# EXTRACTED INFORMATION:
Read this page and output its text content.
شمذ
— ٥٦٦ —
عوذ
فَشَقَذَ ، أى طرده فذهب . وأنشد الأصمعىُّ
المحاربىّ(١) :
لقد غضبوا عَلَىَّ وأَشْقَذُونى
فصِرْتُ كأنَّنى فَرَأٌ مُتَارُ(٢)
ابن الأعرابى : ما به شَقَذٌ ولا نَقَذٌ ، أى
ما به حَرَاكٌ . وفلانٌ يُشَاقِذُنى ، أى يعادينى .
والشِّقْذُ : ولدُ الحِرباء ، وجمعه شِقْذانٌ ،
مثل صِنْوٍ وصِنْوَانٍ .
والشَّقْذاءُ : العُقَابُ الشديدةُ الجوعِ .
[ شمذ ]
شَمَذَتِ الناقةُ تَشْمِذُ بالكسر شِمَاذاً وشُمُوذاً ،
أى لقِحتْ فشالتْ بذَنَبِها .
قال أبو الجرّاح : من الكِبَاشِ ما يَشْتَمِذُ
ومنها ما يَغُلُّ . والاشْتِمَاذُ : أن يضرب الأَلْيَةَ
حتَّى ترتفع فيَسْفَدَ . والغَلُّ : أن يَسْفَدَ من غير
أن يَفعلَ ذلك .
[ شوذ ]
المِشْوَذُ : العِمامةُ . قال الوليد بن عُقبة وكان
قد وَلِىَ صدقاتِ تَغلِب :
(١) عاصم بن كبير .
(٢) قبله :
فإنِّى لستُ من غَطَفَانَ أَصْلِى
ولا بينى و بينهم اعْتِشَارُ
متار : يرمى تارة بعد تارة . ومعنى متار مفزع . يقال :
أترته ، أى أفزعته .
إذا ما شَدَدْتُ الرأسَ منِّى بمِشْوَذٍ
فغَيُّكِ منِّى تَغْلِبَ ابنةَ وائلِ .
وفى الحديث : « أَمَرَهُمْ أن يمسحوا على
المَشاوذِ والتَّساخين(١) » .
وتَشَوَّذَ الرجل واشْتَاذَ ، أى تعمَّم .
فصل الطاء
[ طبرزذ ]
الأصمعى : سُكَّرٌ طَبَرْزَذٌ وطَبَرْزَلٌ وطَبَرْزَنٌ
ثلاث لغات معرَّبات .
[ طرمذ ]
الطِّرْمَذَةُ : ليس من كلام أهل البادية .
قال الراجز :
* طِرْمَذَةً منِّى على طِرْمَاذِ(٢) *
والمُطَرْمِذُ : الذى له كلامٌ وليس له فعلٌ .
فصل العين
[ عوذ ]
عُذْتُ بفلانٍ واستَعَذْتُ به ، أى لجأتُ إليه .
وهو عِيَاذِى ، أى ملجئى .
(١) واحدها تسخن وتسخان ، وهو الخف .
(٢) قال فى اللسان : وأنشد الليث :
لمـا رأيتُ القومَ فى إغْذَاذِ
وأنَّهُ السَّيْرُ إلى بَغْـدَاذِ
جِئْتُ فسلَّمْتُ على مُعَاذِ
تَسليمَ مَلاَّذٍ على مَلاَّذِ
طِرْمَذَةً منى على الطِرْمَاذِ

# WHAT THE TASK REQUIRES:
Would you copy out each line exactly as written?

# WORKED ANSWER:
Read this page and output its text content.
شمذ
— ٥٦٦ —
عوذ
فَشَقَذَ ، أى طرده فذهب . وأنشد الأصمعىُّ
المحاربىّ(١) :
لقد غضبوا عَلَىَّ وأَشْقَذُونى
فصِرْتُ كأنَّنى فَرَأٌ مُتَارُ(٢)
ابن الأعرابى : ما به شَقَذٌ ولا نَقَذٌ ، أى
ما به حَرَاكٌ . وفلانٌ يُشَاقِذُنى ، أى يعادينى .
والشِّقْذُ : ولدُ الحِرباء ، وجمعه شِقْذانٌ ،
مثل صِنْوٍ وصِنْوَانٍ .
والشَّقْذاءُ : العُقَابُ الشديدةُ الجوعِ .
[ شمذ ]
شَمَذَتِ الناقةُ تَشْمِذُ بالكسر شِمَاذاً وشُمُوذاً ،
أى لقِحتْ فشالتْ بذَنَبِها .
قال أبو الجرّاح : من الكِبَاشِ ما يَشْتَمِذُ
ومنها ما يَغُلُّ . والاشْتِمَاذُ : أن يضرب الأَلْيَةَ
حتَّى ترتفع فيَسْفَدَ . والغَلُّ : أن يَسْفَدَ من غير
أن يَفعلَ ذلك .
[ شوذ ]
المِشْوَذُ : العِمامةُ . قال الوليد بن عُقبة وكان
قد وَلِىَ صدقاتِ تَغلِب :
(١) عاصم بن كبير .
(٢) قبله :
فإنِّى لستُ من غَطَفَانَ أَصْلِى
ولا بينى و بينهم اعْتِشَارُ
متار : يرمى تارة بعد تارة . ومعنى متار مفزع . يقال :
أترته ، أى أفزعته .
إذا ما شَدَدْتُ الرأسَ منِّى بمِشْوَذٍ
فغَيُّكِ منِّى تَغْلِبَ ابنةَ وائلِ .
وفى الحديث : « أَمَرَهُمْ أن يمسحوا على
المَشاوذِ والتَّساخين(١) » .
وتَشَوَّذَ الرجل واشْتَاذَ ، أى تعمَّم .
فصل الطاء
[ طبرزذ ]
الأصمعى : سُكَّرٌ طَبَرْزَذٌ وطَبَرْزَلٌ وطَبَرْزَنٌ
ثلاث لغات معرَّبات .
[ طرمذ ]
الطِّرْمَذَةُ : ليس من كلام أهل البادية .
قال الراجز :
* طِرْمَذَةً منِّى على طِرْمَاذِ(٢) *
والمُطَرْمِذُ : الذى له كلامٌ وليس له فعلٌ .
فصل العين
[ عوذ ]
عُذْتُ بفلانٍ واستَعَذْتُ به ، أى لجأتُ إليه .
وهو عِيَاذِى ، أى ملجئى .
(١) واحدها تسخن وتسخان ، وهو الخف .
(٢) قال فى اللسان : وأنشد الليث :
لمـا رأيتُ القومَ فى إغْذَاذِ
وأنَّهُ السَّيْرُ إلى بَغْـدَاذِ
جِئْتُ فسلَّمْتُ على مُعَاذِ
تَسليمَ مَلاَّذٍ على مَلاَّذِ
طِرْمَذَةً منى على الطِرْمَاذِ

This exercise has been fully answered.